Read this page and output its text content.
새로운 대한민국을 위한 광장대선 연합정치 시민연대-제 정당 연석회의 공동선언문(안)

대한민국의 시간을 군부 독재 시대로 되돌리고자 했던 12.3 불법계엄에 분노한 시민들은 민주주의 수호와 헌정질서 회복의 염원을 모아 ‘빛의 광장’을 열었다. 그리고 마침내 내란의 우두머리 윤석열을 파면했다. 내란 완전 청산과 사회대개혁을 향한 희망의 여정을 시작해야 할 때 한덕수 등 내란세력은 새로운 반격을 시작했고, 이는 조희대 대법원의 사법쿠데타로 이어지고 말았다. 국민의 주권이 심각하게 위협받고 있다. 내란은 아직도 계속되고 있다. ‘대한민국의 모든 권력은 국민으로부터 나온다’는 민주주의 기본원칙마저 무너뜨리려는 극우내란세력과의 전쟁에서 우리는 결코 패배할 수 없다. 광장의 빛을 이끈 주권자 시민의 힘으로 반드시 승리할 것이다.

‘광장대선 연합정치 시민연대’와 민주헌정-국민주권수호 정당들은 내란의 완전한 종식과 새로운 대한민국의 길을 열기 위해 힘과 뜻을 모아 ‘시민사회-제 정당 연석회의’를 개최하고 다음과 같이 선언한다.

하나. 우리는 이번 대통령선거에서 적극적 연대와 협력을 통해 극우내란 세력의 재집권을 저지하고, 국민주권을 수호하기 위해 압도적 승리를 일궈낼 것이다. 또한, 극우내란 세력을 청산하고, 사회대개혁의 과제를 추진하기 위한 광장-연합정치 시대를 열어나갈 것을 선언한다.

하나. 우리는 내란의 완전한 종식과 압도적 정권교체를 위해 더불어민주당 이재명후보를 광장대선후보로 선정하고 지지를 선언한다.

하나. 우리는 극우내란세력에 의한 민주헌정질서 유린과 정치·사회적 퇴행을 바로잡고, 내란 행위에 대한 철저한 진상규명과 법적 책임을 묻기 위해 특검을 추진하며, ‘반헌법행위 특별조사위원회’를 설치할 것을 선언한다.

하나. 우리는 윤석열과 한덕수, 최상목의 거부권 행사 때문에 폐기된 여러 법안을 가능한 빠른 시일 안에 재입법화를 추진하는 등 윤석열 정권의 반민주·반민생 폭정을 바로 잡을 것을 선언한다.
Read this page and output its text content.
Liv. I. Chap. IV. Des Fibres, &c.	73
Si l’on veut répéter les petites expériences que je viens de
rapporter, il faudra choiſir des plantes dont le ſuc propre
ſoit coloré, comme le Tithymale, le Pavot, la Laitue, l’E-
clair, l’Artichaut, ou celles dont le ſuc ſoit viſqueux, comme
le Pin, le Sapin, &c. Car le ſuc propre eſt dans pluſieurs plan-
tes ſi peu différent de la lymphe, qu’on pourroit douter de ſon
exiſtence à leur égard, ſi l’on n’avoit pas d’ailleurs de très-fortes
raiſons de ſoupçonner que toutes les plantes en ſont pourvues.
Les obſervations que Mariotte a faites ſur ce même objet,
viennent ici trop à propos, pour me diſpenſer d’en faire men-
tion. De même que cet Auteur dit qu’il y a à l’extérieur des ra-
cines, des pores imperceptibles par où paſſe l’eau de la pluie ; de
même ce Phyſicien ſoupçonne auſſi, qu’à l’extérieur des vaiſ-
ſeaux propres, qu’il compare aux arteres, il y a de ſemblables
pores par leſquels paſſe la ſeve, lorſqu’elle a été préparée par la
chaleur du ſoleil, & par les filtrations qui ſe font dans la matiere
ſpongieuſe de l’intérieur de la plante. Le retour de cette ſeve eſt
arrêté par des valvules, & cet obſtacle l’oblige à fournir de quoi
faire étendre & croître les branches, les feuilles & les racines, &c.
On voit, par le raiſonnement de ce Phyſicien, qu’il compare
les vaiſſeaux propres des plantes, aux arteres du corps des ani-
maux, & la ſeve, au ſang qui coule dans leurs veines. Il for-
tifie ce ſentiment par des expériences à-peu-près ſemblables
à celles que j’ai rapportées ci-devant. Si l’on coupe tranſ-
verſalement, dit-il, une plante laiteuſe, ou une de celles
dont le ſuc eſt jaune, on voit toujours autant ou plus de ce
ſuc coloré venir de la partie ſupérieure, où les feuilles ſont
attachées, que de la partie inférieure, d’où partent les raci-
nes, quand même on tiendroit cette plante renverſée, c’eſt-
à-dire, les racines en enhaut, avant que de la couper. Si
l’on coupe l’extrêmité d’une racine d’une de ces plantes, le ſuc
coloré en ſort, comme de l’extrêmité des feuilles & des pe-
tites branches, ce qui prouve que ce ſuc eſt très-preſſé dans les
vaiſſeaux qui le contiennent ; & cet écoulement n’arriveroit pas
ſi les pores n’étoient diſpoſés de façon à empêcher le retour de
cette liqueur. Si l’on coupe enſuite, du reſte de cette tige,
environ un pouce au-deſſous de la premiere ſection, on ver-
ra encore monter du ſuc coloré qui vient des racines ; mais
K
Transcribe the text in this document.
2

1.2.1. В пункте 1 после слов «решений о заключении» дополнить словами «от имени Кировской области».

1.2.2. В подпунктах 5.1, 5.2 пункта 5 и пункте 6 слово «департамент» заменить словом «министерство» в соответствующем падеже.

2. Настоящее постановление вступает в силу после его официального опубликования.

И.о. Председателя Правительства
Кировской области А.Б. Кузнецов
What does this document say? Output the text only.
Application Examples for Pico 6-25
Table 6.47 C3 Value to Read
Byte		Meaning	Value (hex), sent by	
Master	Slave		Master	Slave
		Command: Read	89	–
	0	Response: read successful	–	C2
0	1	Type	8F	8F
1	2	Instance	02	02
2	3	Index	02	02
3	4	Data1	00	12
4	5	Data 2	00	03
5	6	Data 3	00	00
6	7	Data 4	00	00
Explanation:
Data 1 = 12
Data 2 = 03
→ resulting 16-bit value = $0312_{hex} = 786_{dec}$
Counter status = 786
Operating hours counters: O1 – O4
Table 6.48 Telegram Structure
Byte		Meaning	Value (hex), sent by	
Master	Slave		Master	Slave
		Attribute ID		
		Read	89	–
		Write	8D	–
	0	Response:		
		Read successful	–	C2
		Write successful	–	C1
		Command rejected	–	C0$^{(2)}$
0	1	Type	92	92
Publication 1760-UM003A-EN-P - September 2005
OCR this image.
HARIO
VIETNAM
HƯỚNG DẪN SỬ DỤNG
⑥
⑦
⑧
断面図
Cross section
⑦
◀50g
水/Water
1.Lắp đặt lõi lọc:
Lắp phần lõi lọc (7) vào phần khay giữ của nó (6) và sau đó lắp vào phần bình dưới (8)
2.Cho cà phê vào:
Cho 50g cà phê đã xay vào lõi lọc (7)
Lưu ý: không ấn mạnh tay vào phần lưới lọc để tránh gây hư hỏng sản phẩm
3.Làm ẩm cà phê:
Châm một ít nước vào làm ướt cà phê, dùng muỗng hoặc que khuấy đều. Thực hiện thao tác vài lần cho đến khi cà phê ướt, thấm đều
━━━━━━━━━━━━━━━━━━━━━━━━━━━━━━
The entries above should be repeated exactly, every one of them.

| WORKED SOLUTION |
Read this page and output its text content.
새로운 대한민국을 위한 광장대선 연합정치 시민연대-제 정당 연석회의 공동선언문(안)

대한민국의 시간을 군부 독재 시대로 되돌리고자 했던 12.3 불법계엄에 분노한 시민들은 민주주의 수호와 헌정질서 회복의 염원을 모아 ‘빛의 광장’을 열었다. 그리고 마침내 내란의 우두머리 윤석열을 파면했다. 내란 완전 청산과 사회대개혁을 향한 희망의 여정을 시작해야 할 때 한덕수 등 내란세력은 새로운 반격을 시작했고, 이는 조희대 대법원의 사법쿠데타로 이어지고 말았다. 국민의 주권이 심각하게 위협받고 있다. 내란은 아직도 계속되고 있다. ‘대한민국의 모든 권력은 국민으로부터 나온다’는 민주주의 기본원칙마저 무너뜨리려는 극우내란세력과의 전쟁에서 우리는 결코 패배할 수 없다. 광장의 빛을 이끈 주권자 시민의 힘으로 반드시 승리할 것이다.

‘광장대선 연합정치 시민연대’와 민주헌정-국민주권수호 정당들은 내란의 완전한 종식과 새로운 대한민국의 길을 열기 위해 힘과 뜻을 모아 ‘시민사회-제 정당 연석회의’를 개최하고 다음과 같이 선언한다.

하나. 우리는 이번 대통령선거에서 적극적 연대와 협력을 통해 극우내란 세력의 재집권을 저지하고, 국민주권을 수호하기 위해 압도적 승리를 일궈낼 것이다. 또한, 극우내란 세력을 청산하고, 사회대개혁의 과제를 추진하기 위한 광장-연합정치 시대를 열어나갈 것을 선언한다.

하나. 우리는 내란의 완전한 종식과 압도적 정권교체를 위해 더불어민주당 이재명후보를 광장대선후보로 선정하고 지지를 선언한다.

하나. 우리는 극우내란세력에 의한 민주헌정질서 유린과 정치·사회적 퇴행을 바로잡고, 내란 행위에 대한 철저한 진상규명과 법적 책임을 묻기 위해 특검을 추진하며, ‘반헌법행위 특별조사위원회’를 설치할 것을 선언한다.

하나. 우리는 윤석열과 한덕수, 최상목의 거부권 행사 때문에 폐기된 여러 법안을 가능한 빠른 시일 안에 재입법화를 추진하는 등 윤석열 정권의 반민주·반민생 폭정을 바로 잡을 것을 선언한다.
Read this page and output its text content.
Liv. I. Chap. IV. Des Fibres, &c.	73
Si l’on veut répéter les petites expériences que je viens de
rapporter, il faudra choiſir des plantes dont le ſuc propre
ſoit coloré, comme le Tithymale, le Pavot, la Laitue, l’E-
clair, l’Artichaut, ou celles dont le ſuc ſoit viſqueux, comme
le Pin, le Sapin, &c. Car le ſuc propre eſt dans pluſieurs plan-
tes ſi peu différent de la lymphe, qu’on pourroit douter de ſon
exiſtence à leur égard, ſi l’on n’avoit pas d’ailleurs de très-fortes
raiſons de ſoupçonner que toutes les plantes en ſont pourvues.
Les obſervations que Mariotte a faites ſur ce même objet,
viennent ici trop à propos, pour me diſpenſer d’en faire men-
tion. De même que cet Auteur dit qu’il y a à l’extérieur des ra-
cines, des pores imperceptibles par où paſſe l’eau de la pluie ; de
même ce Phyſicien ſoupçonne auſſi, qu’à l’extérieur des vaiſ-
ſeaux propres, qu’il compare aux arteres, il y a de ſemblables
pores par leſquels paſſe la ſeve, lorſqu’elle a été préparée par la
chaleur du ſoleil, & par les filtrations qui ſe font dans la matiere
ſpongieuſe de l’intérieur de la plante. Le retour de cette ſeve eſt
arrêté par des valvules, & cet obſtacle l’oblige à fournir de quoi
faire étendre & croître les branches, les feuilles & les racines, &c.
On voit, par le raiſonnement de ce Phyſicien, qu’il compare
les vaiſſeaux propres des plantes, aux arteres du corps des ani-
maux, & la ſeve, au ſang qui coule dans leurs veines. Il for-
tifie ce ſentiment par des expériences à-peu-près ſemblables
à celles que j’ai rapportées ci-devant. Si l’on coupe tranſ-
verſalement, dit-il, une plante laiteuſe, ou une de celles
dont le ſuc eſt jaune, on voit toujours autant ou plus de ce
ſuc coloré venir de la partie ſupérieure, où les feuilles ſont
attachées, que de la partie inférieure, d’où partent les raci-
nes, quand même on tiendroit cette plante renverſée, c’eſt-
à-dire, les racines en enhaut, avant que de la couper. Si
l’on coupe l’extrêmité d’une racine d’une de ces plantes, le ſuc
coloré en ſort, comme de l’extrêmité des feuilles & des pe-
tites branches, ce qui prouve que ce ſuc eſt très-preſſé dans les
vaiſſeaux qui le contiennent ; & cet écoulement n’arriveroit pas
ſi les pores n’étoient diſpoſés de façon à empêcher le retour de
cette liqueur. Si l’on coupe enſuite, du reſte de cette tige,
environ un pouce au-deſſous de la premiere ſection, on ver-
ra encore monter du ſuc coloré qui vient des racines ; mais
K
Transcribe the text in this document.
2

1.2.1. В пункте 1 после слов «решений о заключении» дополнить словами «от имени Кировской области».

1.2.2. В подпунктах 5.1, 5.2 пункта 5 и пункте 6 слово «департамент» заменить словом «министерство» в соответствующем падеже.

2. Настоящее постановление вступает в силу после его официального опубликования.

И.о. Председателя Правительства
Кировской области А.Б. Кузнецов
What does this document say? Output the text only.
Application Examples for Pico 6-25
Table 6.47 C3 Value to Read
Byte		Meaning	Value (hex), sent by	
Master	Slave		Master	Slave
		Command: Read	89	–
	0	Response: read successful	–	C2
0	1	Type	8F	8F
1	2	Instance	02	02
2	3	Index	02	02
3	4	Data1	00	12
4	5	Data 2	00	03
5	6	Data 3	00	00
6	7	Data 4	00	00
Explanation:
Data 1 = 12
Data 2 = 03
→ resulting 16-bit value = $0312_{hex} = 786_{dec}$
Counter status = 786
Operating hours counters: O1 – O4
Table 6.48 Telegram Structure
Byte		Meaning	Value (hex), sent by	
Master	Slave		Master	Slave
		Attribute ID		
		Read	89	–
		Write	8D	–
	0	Response:		
		Read successful	–	C2
		Write successful	–	C1
		Command rejected	–	C0$^{(2)}$
0	1	Type	92	92
Publication 1760-UM003A-EN-P - September 2005
OCR this image.
HARIO
VIETNAM
HƯỚNG DẪN SỬ DỤNG
⑥
⑦
⑧
断面図
Cross section
⑦
◀50g
水/Water
1.Lắp đặt lõi lọc:
Lắp phần lõi lọc (7) vào phần khay giữ của nó (6) và sau đó lắp vào phần bình dưới (8)
2.Cho cà phê vào:
Cho 50g cà phê đã xay vào lõi lọc (7)
Lưu ý: không ấn mạnh tay vào phần lưới lọc để tránh gây hư hỏng sản phẩm
3.Làm ẩm cà phê:
Châm một ít nước vào làm ướt cà phê, dùng muỗng hoặc que khuấy đều. Thực hiện thao tác vài lần cho đến khi cà phê ướt, thấm đều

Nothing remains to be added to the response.